INSTRUCTIONS TO FOLLOW: List each line of the data that holds the string "Guingla", please.

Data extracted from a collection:
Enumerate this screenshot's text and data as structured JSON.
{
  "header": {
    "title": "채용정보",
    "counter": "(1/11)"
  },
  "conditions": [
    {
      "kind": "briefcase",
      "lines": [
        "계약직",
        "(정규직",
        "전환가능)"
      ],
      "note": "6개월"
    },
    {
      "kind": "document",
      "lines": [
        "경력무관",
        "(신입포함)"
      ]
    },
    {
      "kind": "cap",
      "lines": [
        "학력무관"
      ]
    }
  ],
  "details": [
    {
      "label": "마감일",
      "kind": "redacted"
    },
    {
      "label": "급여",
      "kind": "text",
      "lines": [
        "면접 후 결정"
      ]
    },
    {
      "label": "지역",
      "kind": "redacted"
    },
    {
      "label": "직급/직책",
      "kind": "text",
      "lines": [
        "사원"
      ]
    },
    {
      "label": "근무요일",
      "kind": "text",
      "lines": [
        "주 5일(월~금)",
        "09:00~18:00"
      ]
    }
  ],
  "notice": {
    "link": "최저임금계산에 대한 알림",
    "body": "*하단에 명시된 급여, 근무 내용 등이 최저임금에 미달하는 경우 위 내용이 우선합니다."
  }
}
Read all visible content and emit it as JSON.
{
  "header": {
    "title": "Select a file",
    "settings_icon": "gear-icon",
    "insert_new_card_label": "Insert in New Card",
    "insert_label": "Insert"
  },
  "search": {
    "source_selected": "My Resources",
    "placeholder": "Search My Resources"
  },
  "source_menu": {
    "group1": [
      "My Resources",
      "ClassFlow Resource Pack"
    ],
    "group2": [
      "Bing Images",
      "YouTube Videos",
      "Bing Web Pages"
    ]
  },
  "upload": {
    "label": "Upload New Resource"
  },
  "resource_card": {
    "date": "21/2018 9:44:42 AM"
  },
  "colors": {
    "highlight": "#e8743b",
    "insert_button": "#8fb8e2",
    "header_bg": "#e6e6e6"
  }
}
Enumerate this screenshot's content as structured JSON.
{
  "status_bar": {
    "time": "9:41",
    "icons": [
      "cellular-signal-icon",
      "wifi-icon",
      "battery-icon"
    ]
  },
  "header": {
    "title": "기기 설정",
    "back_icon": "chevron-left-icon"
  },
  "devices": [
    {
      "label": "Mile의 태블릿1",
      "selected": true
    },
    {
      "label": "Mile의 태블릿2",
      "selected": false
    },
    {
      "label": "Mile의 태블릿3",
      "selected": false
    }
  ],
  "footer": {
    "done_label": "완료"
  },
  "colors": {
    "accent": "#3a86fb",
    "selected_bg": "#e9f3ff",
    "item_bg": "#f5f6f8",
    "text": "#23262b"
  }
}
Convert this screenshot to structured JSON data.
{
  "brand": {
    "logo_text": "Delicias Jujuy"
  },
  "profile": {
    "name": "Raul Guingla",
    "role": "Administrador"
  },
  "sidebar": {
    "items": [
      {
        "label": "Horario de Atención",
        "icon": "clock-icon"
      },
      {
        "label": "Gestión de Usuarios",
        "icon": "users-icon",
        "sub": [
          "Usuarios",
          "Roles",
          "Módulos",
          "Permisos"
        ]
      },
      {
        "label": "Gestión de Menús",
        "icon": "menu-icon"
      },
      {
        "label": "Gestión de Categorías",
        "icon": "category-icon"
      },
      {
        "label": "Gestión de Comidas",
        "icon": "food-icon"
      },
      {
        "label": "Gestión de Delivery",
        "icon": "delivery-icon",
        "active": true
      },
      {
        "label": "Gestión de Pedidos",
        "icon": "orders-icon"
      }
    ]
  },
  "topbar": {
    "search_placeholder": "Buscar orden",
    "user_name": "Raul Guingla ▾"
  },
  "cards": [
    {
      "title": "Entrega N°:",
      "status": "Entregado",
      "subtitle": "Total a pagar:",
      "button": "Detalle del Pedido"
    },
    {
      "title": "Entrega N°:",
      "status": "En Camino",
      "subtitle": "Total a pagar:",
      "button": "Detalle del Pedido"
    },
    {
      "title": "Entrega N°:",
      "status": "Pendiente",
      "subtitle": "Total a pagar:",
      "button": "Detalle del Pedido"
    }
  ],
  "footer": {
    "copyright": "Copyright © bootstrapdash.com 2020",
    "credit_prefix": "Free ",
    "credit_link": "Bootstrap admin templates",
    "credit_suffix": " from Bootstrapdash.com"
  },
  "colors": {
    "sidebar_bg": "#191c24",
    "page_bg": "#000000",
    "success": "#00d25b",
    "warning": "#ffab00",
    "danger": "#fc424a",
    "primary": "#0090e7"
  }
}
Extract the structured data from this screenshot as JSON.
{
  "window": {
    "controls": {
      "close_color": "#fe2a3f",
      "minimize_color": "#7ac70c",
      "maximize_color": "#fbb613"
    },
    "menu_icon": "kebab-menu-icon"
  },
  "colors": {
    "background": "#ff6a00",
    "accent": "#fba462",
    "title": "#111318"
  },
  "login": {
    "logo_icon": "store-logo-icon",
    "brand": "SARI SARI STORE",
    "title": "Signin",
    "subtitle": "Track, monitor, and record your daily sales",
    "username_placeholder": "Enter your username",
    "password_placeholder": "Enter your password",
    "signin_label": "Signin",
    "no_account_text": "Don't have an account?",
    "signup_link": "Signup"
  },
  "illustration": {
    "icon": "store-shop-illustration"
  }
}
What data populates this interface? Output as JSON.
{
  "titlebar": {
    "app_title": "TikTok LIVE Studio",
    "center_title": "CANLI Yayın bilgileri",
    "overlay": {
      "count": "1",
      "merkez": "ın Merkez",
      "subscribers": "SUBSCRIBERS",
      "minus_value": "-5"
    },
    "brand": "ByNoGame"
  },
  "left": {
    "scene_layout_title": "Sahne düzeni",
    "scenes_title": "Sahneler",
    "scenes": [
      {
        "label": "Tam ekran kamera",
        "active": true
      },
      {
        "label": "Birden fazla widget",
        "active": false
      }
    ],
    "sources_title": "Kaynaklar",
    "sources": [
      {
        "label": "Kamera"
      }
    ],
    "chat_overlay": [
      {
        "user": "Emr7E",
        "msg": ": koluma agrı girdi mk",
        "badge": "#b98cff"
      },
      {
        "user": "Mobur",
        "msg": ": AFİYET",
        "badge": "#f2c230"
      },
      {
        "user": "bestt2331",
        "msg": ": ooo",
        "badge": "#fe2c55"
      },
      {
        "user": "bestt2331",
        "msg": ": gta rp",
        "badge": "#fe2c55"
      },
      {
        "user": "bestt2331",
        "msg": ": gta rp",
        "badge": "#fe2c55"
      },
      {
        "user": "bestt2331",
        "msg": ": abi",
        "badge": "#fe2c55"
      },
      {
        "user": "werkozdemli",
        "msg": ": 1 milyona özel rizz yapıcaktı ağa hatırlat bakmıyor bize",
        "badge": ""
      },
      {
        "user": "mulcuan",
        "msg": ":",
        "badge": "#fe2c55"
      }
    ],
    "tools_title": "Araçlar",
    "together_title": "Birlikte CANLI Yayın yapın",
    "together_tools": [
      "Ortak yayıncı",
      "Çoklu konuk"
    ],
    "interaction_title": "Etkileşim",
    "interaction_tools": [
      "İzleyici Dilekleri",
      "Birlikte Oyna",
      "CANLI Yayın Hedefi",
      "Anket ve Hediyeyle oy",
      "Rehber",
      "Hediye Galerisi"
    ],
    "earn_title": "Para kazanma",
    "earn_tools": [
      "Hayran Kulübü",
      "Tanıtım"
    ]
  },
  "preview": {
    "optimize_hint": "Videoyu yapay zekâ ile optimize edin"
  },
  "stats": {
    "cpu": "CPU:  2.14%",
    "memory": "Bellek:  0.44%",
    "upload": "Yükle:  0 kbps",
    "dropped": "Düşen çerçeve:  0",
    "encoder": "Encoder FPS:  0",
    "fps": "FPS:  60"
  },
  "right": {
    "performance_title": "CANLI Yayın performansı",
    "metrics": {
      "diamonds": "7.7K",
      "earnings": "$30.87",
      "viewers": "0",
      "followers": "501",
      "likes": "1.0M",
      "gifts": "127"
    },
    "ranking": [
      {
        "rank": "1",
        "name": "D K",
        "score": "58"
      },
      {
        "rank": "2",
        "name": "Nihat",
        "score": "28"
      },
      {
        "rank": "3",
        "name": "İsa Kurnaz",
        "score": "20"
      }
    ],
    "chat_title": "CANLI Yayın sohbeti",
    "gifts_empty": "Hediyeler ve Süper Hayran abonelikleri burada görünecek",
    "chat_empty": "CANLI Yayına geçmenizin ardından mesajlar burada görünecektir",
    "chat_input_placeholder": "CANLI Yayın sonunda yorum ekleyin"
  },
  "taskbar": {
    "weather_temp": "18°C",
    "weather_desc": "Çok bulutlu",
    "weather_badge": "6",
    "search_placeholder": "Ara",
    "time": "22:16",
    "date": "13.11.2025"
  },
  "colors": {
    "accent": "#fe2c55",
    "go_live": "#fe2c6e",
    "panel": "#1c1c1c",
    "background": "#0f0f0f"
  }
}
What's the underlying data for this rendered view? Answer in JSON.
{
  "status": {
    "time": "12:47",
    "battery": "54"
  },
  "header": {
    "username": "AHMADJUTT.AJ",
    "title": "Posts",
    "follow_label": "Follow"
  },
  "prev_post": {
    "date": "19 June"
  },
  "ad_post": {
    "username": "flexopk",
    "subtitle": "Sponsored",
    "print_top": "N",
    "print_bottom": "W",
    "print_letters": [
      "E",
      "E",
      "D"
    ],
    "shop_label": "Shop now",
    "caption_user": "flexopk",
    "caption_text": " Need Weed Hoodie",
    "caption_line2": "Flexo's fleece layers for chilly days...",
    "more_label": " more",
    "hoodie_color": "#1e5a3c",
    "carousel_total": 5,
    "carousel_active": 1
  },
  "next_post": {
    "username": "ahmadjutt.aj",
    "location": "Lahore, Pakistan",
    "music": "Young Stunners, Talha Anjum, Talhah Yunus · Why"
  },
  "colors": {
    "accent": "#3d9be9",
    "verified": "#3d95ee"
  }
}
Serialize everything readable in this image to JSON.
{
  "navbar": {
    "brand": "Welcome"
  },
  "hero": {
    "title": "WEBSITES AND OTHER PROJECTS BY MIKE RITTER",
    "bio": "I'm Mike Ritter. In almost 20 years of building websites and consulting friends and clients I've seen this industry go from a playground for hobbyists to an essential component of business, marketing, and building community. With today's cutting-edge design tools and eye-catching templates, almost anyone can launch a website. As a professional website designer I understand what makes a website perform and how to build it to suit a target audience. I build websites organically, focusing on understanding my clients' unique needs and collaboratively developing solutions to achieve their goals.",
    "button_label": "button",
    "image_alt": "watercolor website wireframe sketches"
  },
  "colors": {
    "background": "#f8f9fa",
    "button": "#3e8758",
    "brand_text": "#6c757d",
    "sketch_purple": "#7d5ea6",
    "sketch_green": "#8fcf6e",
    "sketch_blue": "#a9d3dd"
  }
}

OUTPUT:
    "name": "Raul Guingla",
    "user_name": "Raul Guingla ▾"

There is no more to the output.